Go through the listing and return every line with "Silviya" in it.

** START Dataset entries **

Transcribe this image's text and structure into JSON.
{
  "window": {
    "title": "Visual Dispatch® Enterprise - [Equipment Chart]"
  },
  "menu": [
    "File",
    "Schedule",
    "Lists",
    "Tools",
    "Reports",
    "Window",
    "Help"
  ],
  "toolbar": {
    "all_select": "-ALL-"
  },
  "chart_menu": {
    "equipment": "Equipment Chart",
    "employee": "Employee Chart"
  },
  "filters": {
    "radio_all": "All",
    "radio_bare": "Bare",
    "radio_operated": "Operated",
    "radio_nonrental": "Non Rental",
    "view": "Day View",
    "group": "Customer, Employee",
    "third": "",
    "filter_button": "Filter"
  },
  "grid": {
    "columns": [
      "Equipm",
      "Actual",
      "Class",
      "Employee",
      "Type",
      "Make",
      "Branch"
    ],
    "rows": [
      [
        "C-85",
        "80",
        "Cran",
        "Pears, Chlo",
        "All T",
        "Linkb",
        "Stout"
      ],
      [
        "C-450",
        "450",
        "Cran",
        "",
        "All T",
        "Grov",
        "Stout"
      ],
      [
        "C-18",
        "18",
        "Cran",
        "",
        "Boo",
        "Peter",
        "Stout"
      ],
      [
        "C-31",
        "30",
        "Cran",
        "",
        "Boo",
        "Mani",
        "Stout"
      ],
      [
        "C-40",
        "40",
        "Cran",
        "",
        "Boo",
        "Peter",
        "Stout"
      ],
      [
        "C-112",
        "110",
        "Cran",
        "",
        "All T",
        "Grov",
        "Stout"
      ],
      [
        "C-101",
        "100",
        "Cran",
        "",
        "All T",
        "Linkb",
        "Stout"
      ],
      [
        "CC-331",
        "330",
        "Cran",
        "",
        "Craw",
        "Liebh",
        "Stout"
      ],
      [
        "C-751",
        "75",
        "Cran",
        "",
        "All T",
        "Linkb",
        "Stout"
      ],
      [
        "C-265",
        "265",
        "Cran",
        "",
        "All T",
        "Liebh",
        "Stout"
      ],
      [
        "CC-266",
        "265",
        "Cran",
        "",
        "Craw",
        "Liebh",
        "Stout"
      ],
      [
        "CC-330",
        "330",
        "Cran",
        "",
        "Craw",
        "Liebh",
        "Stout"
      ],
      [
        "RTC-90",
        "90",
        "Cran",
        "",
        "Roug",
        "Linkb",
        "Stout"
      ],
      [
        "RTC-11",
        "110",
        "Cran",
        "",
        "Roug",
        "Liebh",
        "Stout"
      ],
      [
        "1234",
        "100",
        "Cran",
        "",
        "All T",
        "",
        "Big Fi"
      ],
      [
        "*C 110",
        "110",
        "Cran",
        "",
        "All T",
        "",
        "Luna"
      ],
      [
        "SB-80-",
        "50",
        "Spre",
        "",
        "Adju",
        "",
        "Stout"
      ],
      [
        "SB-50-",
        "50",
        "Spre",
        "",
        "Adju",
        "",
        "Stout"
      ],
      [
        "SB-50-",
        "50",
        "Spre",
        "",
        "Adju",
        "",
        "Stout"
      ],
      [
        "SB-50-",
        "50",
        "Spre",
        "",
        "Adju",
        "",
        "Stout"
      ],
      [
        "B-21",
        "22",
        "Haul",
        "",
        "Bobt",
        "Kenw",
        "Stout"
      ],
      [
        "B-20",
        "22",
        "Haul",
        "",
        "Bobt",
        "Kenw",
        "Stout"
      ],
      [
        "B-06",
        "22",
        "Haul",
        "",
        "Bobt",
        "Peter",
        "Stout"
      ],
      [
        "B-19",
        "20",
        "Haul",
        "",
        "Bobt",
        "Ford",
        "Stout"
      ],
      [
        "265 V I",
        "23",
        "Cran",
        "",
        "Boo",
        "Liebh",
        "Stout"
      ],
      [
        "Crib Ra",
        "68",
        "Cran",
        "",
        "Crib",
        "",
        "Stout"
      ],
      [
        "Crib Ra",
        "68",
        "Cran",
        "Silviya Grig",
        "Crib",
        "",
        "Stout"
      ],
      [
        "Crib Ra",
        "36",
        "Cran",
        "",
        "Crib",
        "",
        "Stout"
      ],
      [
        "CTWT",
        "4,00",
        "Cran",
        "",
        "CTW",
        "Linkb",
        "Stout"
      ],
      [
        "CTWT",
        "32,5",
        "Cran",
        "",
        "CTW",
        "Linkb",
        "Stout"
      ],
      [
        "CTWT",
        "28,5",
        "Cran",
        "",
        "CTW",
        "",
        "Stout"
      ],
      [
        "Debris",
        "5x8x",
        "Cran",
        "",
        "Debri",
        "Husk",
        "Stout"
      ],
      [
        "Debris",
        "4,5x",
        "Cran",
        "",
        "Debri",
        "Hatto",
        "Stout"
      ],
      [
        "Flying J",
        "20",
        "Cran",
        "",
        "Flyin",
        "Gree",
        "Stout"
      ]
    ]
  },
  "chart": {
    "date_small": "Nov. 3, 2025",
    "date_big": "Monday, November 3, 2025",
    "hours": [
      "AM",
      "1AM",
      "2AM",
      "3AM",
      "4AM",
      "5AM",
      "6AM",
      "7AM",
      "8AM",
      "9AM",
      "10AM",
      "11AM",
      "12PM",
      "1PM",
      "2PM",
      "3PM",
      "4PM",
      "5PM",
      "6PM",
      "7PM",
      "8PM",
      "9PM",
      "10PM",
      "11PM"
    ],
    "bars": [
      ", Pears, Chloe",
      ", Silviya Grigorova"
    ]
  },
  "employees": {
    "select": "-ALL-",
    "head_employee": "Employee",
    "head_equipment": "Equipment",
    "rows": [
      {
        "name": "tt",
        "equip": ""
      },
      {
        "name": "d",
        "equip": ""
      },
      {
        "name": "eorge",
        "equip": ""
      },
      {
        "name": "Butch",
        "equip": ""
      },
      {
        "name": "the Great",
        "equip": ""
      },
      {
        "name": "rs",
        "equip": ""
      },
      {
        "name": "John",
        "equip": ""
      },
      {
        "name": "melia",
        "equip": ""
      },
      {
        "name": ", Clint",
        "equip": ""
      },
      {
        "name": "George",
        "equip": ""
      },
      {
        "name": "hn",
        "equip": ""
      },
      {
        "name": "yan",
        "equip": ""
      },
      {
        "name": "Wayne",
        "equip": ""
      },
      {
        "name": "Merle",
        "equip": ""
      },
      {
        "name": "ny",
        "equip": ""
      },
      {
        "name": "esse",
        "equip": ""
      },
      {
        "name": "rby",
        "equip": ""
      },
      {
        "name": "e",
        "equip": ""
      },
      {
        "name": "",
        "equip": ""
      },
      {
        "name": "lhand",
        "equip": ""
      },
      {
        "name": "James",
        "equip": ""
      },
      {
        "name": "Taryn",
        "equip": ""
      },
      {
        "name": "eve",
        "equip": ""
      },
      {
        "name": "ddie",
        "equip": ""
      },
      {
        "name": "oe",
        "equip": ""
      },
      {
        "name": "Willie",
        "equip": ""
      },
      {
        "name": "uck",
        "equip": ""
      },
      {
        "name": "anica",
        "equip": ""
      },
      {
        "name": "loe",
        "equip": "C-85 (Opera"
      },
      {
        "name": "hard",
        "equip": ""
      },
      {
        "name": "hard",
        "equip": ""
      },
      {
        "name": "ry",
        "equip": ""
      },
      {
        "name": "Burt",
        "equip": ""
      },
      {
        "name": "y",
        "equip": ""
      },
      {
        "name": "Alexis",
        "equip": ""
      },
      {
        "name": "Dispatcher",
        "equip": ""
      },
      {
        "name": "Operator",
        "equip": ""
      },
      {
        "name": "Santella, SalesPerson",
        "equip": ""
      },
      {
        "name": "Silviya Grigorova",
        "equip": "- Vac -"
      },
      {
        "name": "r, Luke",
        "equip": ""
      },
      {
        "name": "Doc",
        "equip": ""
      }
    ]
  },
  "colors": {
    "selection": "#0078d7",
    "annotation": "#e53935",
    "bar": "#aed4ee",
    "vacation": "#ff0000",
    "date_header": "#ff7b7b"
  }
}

** END Dataset entries **

* **Correct output**
        "Silviya Grig",
      ", Silviya Grigorova"
        "name": "Silviya Grigorova",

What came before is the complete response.